• **Task description**
Reproduce all of the listing below without alteration.

• **Raw data**
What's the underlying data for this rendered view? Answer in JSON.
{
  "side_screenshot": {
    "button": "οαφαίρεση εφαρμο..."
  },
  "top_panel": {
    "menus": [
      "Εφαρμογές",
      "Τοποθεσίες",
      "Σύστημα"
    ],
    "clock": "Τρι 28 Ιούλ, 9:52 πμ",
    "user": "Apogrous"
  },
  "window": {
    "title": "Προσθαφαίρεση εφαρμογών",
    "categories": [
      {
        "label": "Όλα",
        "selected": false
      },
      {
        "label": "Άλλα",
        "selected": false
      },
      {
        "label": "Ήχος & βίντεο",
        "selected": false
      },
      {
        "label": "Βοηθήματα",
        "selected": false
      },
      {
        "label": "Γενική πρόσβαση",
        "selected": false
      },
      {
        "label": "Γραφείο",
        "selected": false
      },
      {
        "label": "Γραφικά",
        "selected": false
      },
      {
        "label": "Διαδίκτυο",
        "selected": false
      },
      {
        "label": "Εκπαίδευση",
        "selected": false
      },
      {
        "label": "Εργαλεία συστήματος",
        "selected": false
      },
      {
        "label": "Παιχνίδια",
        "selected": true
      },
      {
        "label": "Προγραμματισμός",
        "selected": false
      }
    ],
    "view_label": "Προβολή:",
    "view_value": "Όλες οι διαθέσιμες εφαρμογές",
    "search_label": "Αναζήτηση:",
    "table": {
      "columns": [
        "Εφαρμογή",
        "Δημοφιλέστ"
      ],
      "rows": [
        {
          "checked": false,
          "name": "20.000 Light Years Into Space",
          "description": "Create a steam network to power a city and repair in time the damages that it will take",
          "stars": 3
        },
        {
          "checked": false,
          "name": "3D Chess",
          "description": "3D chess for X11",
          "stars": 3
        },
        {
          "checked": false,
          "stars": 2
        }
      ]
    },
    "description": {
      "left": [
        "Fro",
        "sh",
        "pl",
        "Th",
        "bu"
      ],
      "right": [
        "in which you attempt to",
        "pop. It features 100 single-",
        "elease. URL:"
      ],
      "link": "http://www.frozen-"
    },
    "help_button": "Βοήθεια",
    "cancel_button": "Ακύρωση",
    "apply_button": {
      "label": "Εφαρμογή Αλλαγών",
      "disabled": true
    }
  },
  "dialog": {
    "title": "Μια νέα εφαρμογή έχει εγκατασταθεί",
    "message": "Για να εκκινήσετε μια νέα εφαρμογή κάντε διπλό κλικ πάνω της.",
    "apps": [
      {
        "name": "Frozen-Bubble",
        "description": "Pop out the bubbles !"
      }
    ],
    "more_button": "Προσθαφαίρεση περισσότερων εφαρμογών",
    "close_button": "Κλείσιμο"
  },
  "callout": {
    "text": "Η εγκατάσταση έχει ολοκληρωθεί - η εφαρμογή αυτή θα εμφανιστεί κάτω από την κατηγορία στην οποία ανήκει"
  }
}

• **Correct output**
What's the underlying data for this rendered view? Answer in JSON.
{
  "side_screenshot": {
    "button": "οαφαίρεση εφαρμο..."
  },
  "top_panel": {
    "menus": [
      "Εφαρμογές",
      "Τοποθεσίες",
      "Σύστημα"
    ],
    "clock": "Τρι 28 Ιούλ, 9:52 πμ",
    "user": "Apogrous"
  },
  "window": {
    "title": "Προσθαφαίρεση εφαρμογών",
    "categories": [
      {
        "label": "Όλα",
        "selected": false
      },
      {
        "label": "Άλλα",
        "selected": false
      },
      {
        "label": "Ήχος & βίντεο",
        "selected": false
      },
      {
        "label": "Βοηθήματα",
        "selected": false
      },
      {
        "label": "Γενική πρόσβαση",
        "selected": false
      },
      {
        "label": "Γραφείο",
        "selected": false
      },
      {
        "label": "Γραφικά",
        "selected": false
      },
      {
        "label": "Διαδίκτυο",
        "selected": false
      },
      {
        "label": "Εκπαίδευση",
        "selected": false
      },
      {
        "label": "Εργαλεία συστήματος",
        "selected": false
      },
      {
        "label": "Παιχνίδια",
        "selected": true
      },
      {
        "label": "Προγραμματισμός",
        "selected": false
      }
    ],
    "view_label": "Προβολή:",
    "view_value": "Όλες οι διαθέσιμες εφαρμογές",
    "search_label": "Αναζήτηση:",
    "table": {
      "columns": [
        "Εφαρμογή",
        "Δημοφιλέστ"
      ],
      "rows": [
        {
          "checked": false,
          "name": "20.000 Light Years Into Space",
          "description": "Create a steam network to power a city and repair in time the damages that it will take",
          "stars": 3
        },
        {
          "checked": false,
          "name": "3D Chess",
          "description": "3D chess for X11",
          "stars": 3
        },
        {
          "checked": false,
          "stars": 2
        }
      ]
    },
    "description": {
      "left": [
        "Fro",
        "sh",
        "pl",
        "Th",
        "bu"
      ],
      "right": [
        "in which you attempt to",
        "pop. It features 100 single-",
        "elease. URL:"
      ],
      "link": "http://www.frozen-"
    },
    "help_button": "Βοήθεια",
    "cancel_button": "Ακύρωση",
    "apply_button": {
      "label": "Εφαρμογή Αλλαγών",
      "disabled": true
    }
  },
  "dialog": {
    "title": "Μια νέα εφαρμογή έχει εγκατασταθεί",
    "message": "Για να εκκινήσετε μια νέα εφαρμογή κάντε διπλό κλικ πάνω της.",
    "apps": [
      {
        "name": "Frozen-Bubble",
        "description": "Pop out the bubbles !"
      }
    ],
    "more_button": "Προσθαφαίρεση περισσότερων εφαρμογών",
    "close_button": "Κλείσιμο"
  },
  "callout": {
    "text": "Η εγκατάσταση έχει ολοκληρωθεί - η εφαρμογή αυτή θα εμφανιστεί κάτω από την κατηγορία στην οποία ανήκει"
  }
}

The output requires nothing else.